- [EXERCISE GOAL] From the listing below, pull out all lines with "icon" in them.

Records from a dataset
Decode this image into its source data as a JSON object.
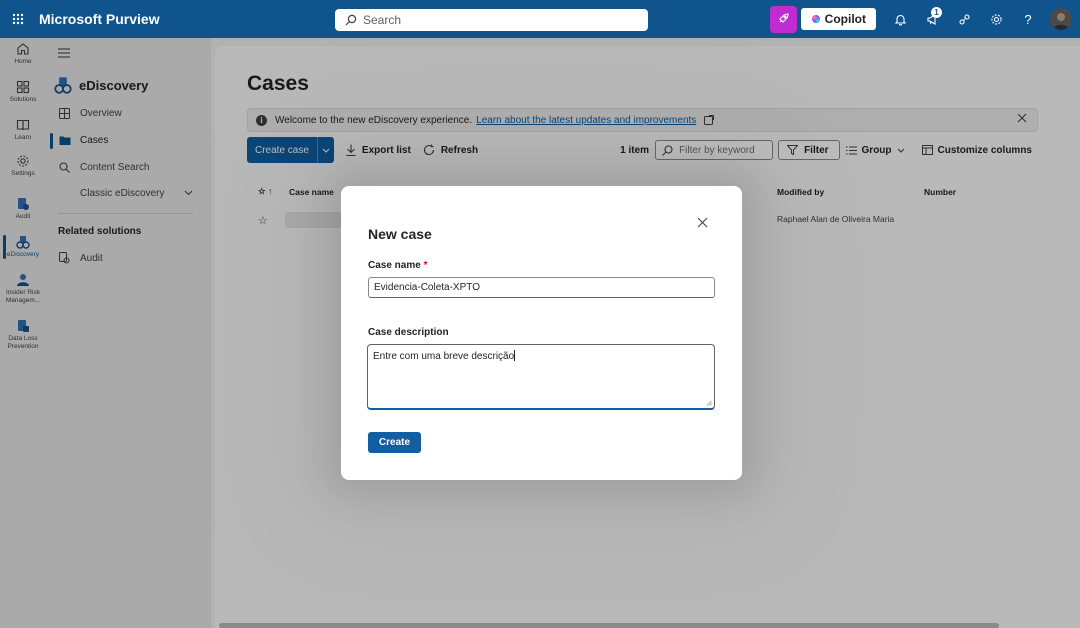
{
  "app": {
    "title": "Microsoft Purview"
  },
  "topbar": {
    "search_placeholder": "Search",
    "copilot_label": "Copilot",
    "notification_count": "1"
  },
  "rail": {
    "items": [
      {
        "label": "Home",
        "icon": "home-icon"
      },
      {
        "label": "Solutions",
        "icon": "solutions-icon"
      },
      {
        "label": "Learn",
        "icon": "learn-icon"
      },
      {
        "label": "Settings",
        "icon": "settings-icon"
      },
      {
        "label": "Audit",
        "icon": "audit-icon"
      },
      {
        "label": "eDiscovery",
        "icon": "ediscovery-icon"
      },
      {
        "label": "Insider Risk Managem...",
        "icon": "insider-risk-icon"
      },
      {
        "label": "Data Loss Prevention",
        "icon": "dlp-icon"
      }
    ]
  },
  "nav": {
    "header": "eDiscovery",
    "items": [
      {
        "label": "Overview"
      },
      {
        "label": "Cases"
      },
      {
        "label": "Content Search"
      },
      {
        "label": "Classic eDiscovery"
      }
    ],
    "related_heading": "Related solutions",
    "related_items": [
      {
        "label": "Audit"
      }
    ]
  },
  "main": {
    "title": "Cases",
    "banner": {
      "text": "Welcome to the new eDiscovery experience.",
      "link": "Learn about the latest updates and improvements"
    },
    "toolbar": {
      "create_case": "Create case",
      "export_list": "Export list",
      "refresh": "Refresh",
      "item_count": "1 item",
      "filter_placeholder": "Filter by keyword",
      "filter": "Filter",
      "group": "Group",
      "customize_columns": "Customize columns"
    },
    "table": {
      "columns": [
        "Case name",
        "Modified by",
        "Number"
      ],
      "rows": [
        {
          "modified_by": "Raphael Alan de Oliveira Maria"
        }
      ]
    }
  },
  "dialog": {
    "title": "New case",
    "case_name_label": "Case name",
    "required_mark": "*",
    "case_name_value": "Evidencia-Coleta-XPTO",
    "case_description_label": "Case description",
    "case_description_value": "Entre com uma breve descrição",
    "create_button": "Create"
  }
}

- [SOLUTION TO THE EXERCISE]
        "icon": "home-icon"
        "icon": "solutions-icon"
        "icon": "learn-icon"
        "icon": "settings-icon"
        "icon": "audit-icon"
        "icon": "ediscovery-icon"
        "icon": "insider-risk-icon"
        "icon": "dlp-icon"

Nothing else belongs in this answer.